[WHAT NEEDS TO BE DONE]: Copy the listing below line for line, without altering any character.

— start of DATA TO USE —

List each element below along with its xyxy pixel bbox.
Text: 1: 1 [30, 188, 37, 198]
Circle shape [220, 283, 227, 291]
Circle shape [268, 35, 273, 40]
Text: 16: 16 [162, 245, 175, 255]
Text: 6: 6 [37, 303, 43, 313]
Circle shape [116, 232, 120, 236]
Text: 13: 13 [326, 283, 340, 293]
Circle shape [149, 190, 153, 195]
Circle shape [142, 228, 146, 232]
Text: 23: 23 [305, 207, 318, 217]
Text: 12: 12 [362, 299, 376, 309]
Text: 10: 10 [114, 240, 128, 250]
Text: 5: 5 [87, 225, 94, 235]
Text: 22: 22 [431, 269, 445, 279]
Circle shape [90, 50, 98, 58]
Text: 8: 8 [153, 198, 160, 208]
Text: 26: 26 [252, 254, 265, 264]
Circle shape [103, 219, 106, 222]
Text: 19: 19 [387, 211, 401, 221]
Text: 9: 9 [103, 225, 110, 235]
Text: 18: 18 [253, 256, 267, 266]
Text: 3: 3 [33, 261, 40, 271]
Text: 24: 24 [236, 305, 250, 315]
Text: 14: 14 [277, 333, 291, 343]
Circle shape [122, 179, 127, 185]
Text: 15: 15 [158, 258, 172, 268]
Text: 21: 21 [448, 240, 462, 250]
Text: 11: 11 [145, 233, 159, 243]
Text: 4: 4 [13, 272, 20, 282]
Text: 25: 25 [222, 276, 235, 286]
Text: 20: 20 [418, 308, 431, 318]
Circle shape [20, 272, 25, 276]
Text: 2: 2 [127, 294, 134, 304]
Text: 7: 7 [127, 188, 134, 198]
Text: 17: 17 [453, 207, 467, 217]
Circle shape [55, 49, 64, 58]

— end of DATA TO USE —

[RESULT]:
List each element below along with its xyxy pixel bbox.
Text: 1: 1 [30, 188, 37, 198]
Circle shape [220, 283, 227, 291]
Circle shape [268, 35, 273, 40]
Text: 16: 16 [162, 245, 175, 255]
Text: 6: 6 [37, 303, 43, 313]
Circle shape [116, 232, 120, 236]
Text: 13: 13 [326, 283, 340, 293]
Circle shape [149, 190, 153, 195]
Circle shape [142, 228, 146, 232]
Text: 23: 23 [305, 207, 318, 217]
Text: 12: 12 [362, 299, 376, 309]
Text: 10: 10 [114, 240, 128, 250]
Text: 5: 5 [87, 225, 94, 235]
Text: 22: 22 [431, 269, 445, 279]
Circle shape [90, 50, 98, 58]
Text: 8: 8 [153, 198, 160, 208]
Text: 26: 26 [252, 254, 265, 264]
Circle shape [103, 219, 106, 222]
Text: 19: 19 [387, 211, 401, 221]
Text: 9: 9 [103, 225, 110, 235]
Text: 18: 18 [253, 256, 267, 266]
Text: 3: 3 [33, 261, 40, 271]
Text: 24: 24 [236, 305, 250, 315]
Text: 14: 14 [277, 333, 291, 343]
Circle shape [122, 179, 127, 185]
Text: 15: 15 [158, 258, 172, 268]
Text: 21: 21 [448, 240, 462, 250]
Text: 11: 11 [145, 233, 159, 243]
Text: 4: 4 [13, 272, 20, 282]
Text: 25: 25 [222, 276, 235, 286]
Text: 20: 20 [418, 308, 431, 318]
Circle shape [20, 272, 25, 276]
Text: 2: 2 [127, 294, 134, 304]
Text: 7: 7 [127, 188, 134, 198]
Text: 17: 17 [453, 207, 467, 217]
Circle shape [55, 49, 64, 58]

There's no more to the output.